-- Problem requirements --
The entries below contain pictures. Retype everything except those pictures, exactly as given.

-- Dataset excerpts --

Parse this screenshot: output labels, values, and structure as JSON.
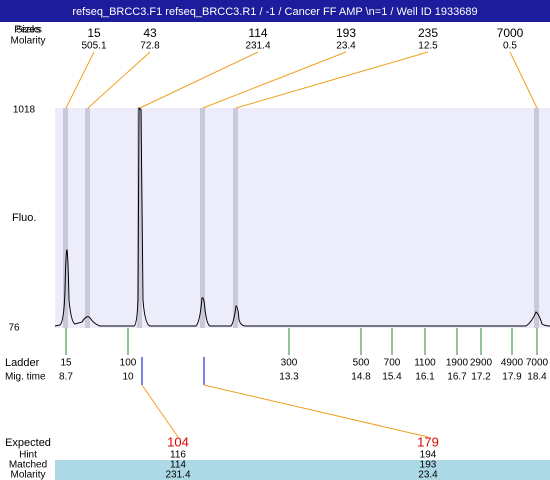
{
  "header": {
    "title": "refseq_BRCC3.F1  refseq_BRCC3.R1 / -1 / Cancer FF AMP \\n=1 / Well ID 1933689"
  },
  "peaks": {
    "label_peaks": "Peaks",
    "label_sizes": "Sizes",
    "label_molarity": "Molarity",
    "sizes": [
      15,
      43,
      114,
      193,
      235,
      7000
    ],
    "molarity": [
      505.1,
      72.8,
      231.4,
      23.4,
      12.5,
      0.5
    ]
  },
  "axis": {
    "y_label": "Fluo.",
    "y_max": 1018,
    "y_min": 76
  },
  "ladder": {
    "label": "Ladder",
    "time_label": "Mig. time",
    "sizes": [
      15,
      100,
      300,
      500,
      700,
      1100,
      1900,
      2900,
      4900,
      7000
    ],
    "times": [
      8.7,
      10,
      13.3,
      14.8,
      15.4,
      16.1,
      16.7,
      17.2,
      17.9,
      18.4
    ]
  },
  "expected": {
    "label": "Expected",
    "hint_label": "Hint",
    "matched_label": "Matched",
    "molarity_label": "Molarity",
    "expected": [
      104,
      179
    ],
    "hint": [
      116,
      194
    ],
    "matched": [
      114,
      193
    ],
    "molarity": [
      231.4,
      23.4
    ]
  }
}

-- Complete output --
Parse this screenshot: output labels, values, and structure as JSON.
{
  "header": {
    "title": "refseq_BRCC3.F1  refseq_BRCC3.R1 / -1 / Cancer FF AMP \\n=1 / Well ID 1933689"
  },
  "peaks": {
    "label_peaks": "Peaks",
    "label_sizes": "Sizes",
    "label_molarity": "Molarity",
    "sizes": [
      15,
      43,
      114,
      193,
      235,
      7000
    ],
    "molarity": [
      505.1,
      72.8,
      231.4,
      23.4,
      12.5,
      0.5
    ]
  },
  "axis": {
    "y_label": "Fluo.",
    "y_max": 1018,
    "y_min": 76
  },
  "ladder": {
    "label": "Ladder",
    "time_label": "Mig. time",
    "sizes": [
      15,
      100,
      300,
      500,
      700,
      1100,
      1900,
      2900,
      4900,
      7000
    ],
    "times": [
      8.7,
      10,
      13.3,
      14.8,
      15.4,
      16.1,
      16.7,
      17.2,
      17.9,
      18.4
    ]
  },
  "expected": {
    "label": "Expected",
    "hint_label": "Hint",
    "matched_label": "Matched",
    "molarity_label": "Molarity",
    "expected": [
      104,
      179
    ],
    "hint": [
      116,
      194
    ],
    "matched": [
      114,
      193
    ],
    "molarity": [
      231.4,
      23.4
    ]
  }
}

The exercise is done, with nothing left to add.